Within the data that follows, how many lines carry the string "persona"? Give the number alone.

Extracted records
####
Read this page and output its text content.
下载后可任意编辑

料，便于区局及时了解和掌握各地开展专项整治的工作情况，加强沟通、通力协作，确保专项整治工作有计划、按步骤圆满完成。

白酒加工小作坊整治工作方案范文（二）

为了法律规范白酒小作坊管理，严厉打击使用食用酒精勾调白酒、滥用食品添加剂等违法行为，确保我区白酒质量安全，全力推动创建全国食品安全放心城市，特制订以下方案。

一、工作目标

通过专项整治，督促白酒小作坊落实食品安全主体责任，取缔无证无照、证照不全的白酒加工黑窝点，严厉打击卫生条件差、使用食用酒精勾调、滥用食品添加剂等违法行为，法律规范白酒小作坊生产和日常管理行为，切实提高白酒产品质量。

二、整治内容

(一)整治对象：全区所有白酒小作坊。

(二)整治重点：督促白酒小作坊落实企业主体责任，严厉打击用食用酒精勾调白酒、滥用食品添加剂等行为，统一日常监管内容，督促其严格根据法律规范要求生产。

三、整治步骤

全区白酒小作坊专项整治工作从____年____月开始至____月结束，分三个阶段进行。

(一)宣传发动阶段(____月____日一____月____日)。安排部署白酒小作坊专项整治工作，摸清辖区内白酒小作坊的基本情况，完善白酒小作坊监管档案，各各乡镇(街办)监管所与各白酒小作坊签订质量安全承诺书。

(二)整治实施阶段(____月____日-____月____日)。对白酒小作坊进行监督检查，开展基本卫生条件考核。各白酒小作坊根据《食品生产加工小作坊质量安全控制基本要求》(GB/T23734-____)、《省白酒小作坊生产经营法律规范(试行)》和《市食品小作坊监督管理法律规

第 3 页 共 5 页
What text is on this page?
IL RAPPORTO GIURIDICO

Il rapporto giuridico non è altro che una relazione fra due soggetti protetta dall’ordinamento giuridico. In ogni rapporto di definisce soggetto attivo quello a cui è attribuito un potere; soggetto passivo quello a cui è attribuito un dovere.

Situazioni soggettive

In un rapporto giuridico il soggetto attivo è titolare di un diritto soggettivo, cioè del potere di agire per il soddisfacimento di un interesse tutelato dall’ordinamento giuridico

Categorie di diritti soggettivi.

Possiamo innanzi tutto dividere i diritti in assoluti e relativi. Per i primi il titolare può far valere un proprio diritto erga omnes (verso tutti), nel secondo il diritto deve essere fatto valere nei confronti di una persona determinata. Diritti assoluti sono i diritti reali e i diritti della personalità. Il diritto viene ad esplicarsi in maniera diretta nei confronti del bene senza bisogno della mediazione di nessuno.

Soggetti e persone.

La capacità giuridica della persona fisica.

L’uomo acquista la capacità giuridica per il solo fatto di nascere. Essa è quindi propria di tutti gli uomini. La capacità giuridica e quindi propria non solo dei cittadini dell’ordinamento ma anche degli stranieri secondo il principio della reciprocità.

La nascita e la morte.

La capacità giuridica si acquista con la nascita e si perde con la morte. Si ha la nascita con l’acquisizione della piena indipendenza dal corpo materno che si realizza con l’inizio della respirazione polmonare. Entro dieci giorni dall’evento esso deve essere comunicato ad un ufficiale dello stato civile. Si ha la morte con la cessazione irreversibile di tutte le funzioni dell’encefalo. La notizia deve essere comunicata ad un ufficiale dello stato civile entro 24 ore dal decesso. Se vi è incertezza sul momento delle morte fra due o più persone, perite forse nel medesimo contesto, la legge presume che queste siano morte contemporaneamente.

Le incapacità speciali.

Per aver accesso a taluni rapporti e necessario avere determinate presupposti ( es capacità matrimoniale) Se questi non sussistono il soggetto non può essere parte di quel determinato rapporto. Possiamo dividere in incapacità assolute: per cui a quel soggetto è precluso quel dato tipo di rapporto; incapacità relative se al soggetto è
####
#### Solution
2